RAW DATA -
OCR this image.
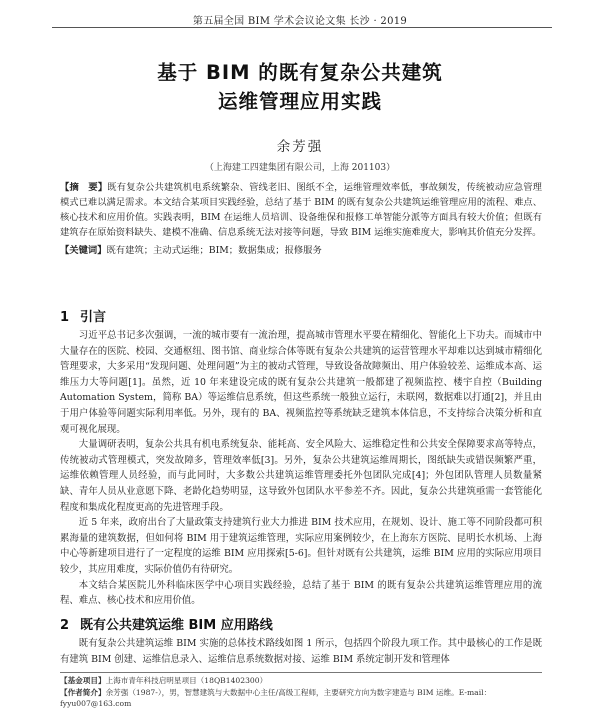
第五届全国 BIM 学术会议论文集 长沙 · 2019
基于 BIM 的既有复杂公共建筑
运维管理应用实践
余芳强
（上海建工四建集团有限公司，上海 201103）
【摘　要】既有复杂公共建筑机电系统繁杂、管线老旧、图纸不全，运维管理效率低，事故频发，传统被动应急管理模式已难以满足需求。本文结合某项目实践经验，总结了基于 BIM 的既有复杂公共建筑运维管理应用的流程、难点、核心技术和应用价值。实践表明，BIM 在运维人员培训、设备维保和报修工单智能分派等方面具有较大价值；但既有建筑存在原始资料缺失、建模不准确、信息系统无法对接等问题，导致 BIM 运维实施难度大，影响其价值充分发挥。
【关键词】既有建筑；主动式运维；BIM；数据集成；报修服务
1 引言

习近平总书记多次强调，一流的城市要有一流治理，提高城市管理水平要在精细化、智能化上下功夫。而城市中大量存在的医院、校园、交通枢纽、图书馆、商业综合体等既有复杂公共建筑的运营管理水平却难以达到城市精细化管理要求，大多采用“发现问题、处理问题”为主的被动式管理，导致设备故障频出、用户体验较差、运维成本高、运维压力大等问题[1]。虽然，近 10 年来建设完成的既有复杂公共建筑一般都建了视频监控、楼宇自控（Building Automation System，简称 BA）等运维信息系统，但这些系统一般独立运行，未联网，数据难以打通[2]，并且由于用户体验等问题实际利用率低。另外，现有的 BA、视频监控等系统缺乏建筑本体信息，不支持综合决策分析和直观可视化展现。

大量调研表明，复杂公共具有机电系统复杂、能耗高、安全风险大、运维稳定性和公共安全保障要求高等特点，传统被动式管理模式，突发故障多，管理效率低[3]。另外，复杂公共建筑运维周期长，图纸缺失或错误频繁严重，运维依赖管理人员经验，而与此同时，大多数公共建筑运维管理委托外包团队完成[4]；外包团队管理人员数量紧缺、青年人员从业意愿下降、老龄化趋势明显，这导致外包团队水平参差不齐。因此，复杂公共建筑亟需一套管能化程度和集成化程度更高的先进管理手段。

近 5 年来，政府出台了大量政策支持建筑行业大力推进 BIM 技术应用，在规划、设计、施工等不同阶段都可积累海量的建筑数据，但如何将 BIM 用于建筑运维管理，实际应用案例较少，在上海东方医院、昆明长水机场、上海中心等新建项目进行了一定程度的运维 BIM 应用探索[5-6]。但针对既有公共建筑，运维 BIM 应用的实际应用项目较少，其应用难度，实际价值仍有待研究。

本文结合某医院儿外科临床医学中心项目实践经验，总结了基于 BIM 的既有复杂公共建筑运维管理应用的流程、难点、核心技术和应用价值。

2 既有公共建筑运维 BIM 应用路线

既有复杂公共建筑运维 BIM 实施的总体技术路线如图 1 所示，包括四个阶段九项工作。其中最核心的工作是既有建筑 BIM 创建、运维信息录入、运维信息系统数据对接、运维 BIM 系统定制开发和管理体

【基金项目】上海市青年科技启明星项目（18QB1402300）
【作者简介】余芳强（1987-），男，智慧建筑与大数据中心主任/高级工程师，主要研究方向为数字建造与 BIM 运维。E-mail：fyyu007@163.com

GIVEN TASK - Pull out each line holding the string "核心技术和应用价值".

EXERCISE SOLUTION -
【摘　要】既有复杂公共建筑机电系统繁杂、管线老旧、图纸不全，运维管理效率低，事故频发，传统被动应急管理模式已难以满足需求。本文结合某项目实践经验，总结了基于 BIM 的既有复杂公共建筑运维管理应用的流程、难点、核心技术和应用价值。实践表明，BIM 在运维人员培训、设备维保和报修工单智能分派等方面具有较大价值；但既有建筑存在原始资料缺失、建模不准确、信息系统无法对接等问题，导致 BIM 运维实施难度大，影响其价值充分发挥。
本文结合某医院儿外科临床医学中心项目实践经验，总结了基于 BIM 的既有复杂公共建筑运维管理应用的流程、难点、核心技术和应用价值。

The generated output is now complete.